___ Exercise text
How are these general rules to be applied to chapter 349? Consider first the apparent aim of the Legislature and the “mischief” it sought to remedy through this enactment. The “legislative findings” set forth as a prelude to chapter 349 recognize the rapidly increasing costs of annual pension and social security contributions to individual cities and school districts, the impact of these costs on the municipalities’ constitutional tax limitations, and the consequent disruptive effects of such costs on the ability of these municipalities to finance other local government programs.
In order to aid these local governmental units in considering those factors and problems, the legislature, by section 3 of chapter 349, mandated the appointment of an “advisory committee,” as previously noted. Specifically, it was declared that,
[It] shall be the duty of such board to act in an advisory capacity to the governing body in respect to pension and social security contributions for employees of the city or district.
Considering the fact that this board is required to deal with the cost of such contributions for employees of the city or district, as such costs affect that city or district, and considering the statute as a whole and the general intent of the Legislature, it is our interpretation that all members of each municipality’s committee must be residents of that municipality, and that the term “not less than” refers only to the fact that at least five individuals must sit on such a committee, and does not mean that if more than five individuals are appointed, only five need be residents of the particular municipality.
The second question is far simpler to answer. Clearly, section 3 of chapter 349 requires individuals appointed to such committees to be “real property . . . owners.” To state otherwise would be to disregard the general rule that, if possible, effect and meaning must be given to the entire statute and every part and word thereof (McKinney’s Statutes, § 98(1971)). Thus, to appoint tenants or lessees to such committee would not be in keeping with the language of the statute and general rules concerning statutory construction.
______
___ Extracted records
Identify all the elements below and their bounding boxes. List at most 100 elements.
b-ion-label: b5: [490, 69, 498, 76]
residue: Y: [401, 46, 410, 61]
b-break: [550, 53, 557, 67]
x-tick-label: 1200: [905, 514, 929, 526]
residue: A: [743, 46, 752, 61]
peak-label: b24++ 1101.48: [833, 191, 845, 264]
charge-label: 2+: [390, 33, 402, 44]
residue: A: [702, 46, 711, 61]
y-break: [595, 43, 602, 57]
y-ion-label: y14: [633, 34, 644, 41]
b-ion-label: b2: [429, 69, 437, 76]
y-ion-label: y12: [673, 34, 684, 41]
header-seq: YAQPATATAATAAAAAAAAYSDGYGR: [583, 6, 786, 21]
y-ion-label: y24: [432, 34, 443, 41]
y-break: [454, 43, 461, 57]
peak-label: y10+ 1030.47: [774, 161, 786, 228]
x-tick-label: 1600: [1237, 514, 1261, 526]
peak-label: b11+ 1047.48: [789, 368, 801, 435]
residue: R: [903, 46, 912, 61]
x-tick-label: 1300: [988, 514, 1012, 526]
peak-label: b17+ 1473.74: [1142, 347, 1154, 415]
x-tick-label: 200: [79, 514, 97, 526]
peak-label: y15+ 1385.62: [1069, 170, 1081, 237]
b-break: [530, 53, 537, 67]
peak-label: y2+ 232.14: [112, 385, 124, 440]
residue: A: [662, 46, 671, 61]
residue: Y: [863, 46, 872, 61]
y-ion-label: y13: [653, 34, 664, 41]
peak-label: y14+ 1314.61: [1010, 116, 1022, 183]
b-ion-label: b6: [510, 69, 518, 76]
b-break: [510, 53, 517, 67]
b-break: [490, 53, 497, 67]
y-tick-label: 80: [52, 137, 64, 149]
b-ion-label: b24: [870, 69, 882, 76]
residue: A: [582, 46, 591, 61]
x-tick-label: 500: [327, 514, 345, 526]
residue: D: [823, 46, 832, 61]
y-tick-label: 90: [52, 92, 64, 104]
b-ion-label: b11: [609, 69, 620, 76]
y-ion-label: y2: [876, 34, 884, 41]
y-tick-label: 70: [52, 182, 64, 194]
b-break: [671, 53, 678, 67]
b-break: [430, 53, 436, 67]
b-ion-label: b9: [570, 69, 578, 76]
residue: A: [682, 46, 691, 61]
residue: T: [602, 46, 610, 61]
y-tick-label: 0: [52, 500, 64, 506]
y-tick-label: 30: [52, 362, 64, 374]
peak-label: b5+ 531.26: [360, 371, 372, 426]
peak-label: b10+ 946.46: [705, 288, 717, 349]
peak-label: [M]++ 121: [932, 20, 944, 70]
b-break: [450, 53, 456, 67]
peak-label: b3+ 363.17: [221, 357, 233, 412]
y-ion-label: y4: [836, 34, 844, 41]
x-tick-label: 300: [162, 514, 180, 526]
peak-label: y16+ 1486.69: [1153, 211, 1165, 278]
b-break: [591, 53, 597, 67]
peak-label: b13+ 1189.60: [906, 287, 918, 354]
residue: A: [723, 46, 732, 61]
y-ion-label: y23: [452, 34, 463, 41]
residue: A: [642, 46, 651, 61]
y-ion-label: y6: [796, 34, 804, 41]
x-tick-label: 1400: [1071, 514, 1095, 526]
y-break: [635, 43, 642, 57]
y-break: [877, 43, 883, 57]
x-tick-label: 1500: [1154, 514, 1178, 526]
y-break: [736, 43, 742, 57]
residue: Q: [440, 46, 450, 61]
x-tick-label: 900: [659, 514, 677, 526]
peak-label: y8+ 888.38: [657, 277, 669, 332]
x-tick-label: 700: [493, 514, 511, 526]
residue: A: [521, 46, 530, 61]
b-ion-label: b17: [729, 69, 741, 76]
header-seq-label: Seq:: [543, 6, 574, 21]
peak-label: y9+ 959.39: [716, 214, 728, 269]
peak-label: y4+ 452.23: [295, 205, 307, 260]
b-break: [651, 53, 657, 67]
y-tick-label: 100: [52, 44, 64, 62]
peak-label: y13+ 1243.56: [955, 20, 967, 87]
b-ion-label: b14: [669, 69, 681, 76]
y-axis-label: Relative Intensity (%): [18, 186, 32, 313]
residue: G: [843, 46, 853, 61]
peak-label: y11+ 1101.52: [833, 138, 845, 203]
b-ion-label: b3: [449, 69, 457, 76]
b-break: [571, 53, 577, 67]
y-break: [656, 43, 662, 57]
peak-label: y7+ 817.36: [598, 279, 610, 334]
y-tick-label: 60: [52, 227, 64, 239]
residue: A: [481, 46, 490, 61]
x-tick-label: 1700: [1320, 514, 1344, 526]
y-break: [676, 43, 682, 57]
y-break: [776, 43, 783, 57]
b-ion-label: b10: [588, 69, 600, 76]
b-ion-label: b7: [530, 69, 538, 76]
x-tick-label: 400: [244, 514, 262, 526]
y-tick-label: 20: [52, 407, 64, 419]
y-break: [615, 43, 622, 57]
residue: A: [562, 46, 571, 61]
______
Problem —
Answer these questions about the text on chapter 349, one a line, numbered 1., 2., 3.
1. Which section of chapter 349 mandated the appointment of an "advisory committee"?
2. At least how many individuals must sit on such a committee?
3. What does the text say individuals appointed to such committees must be?

Response —
1. Section 3
2. Five
3. Real property owners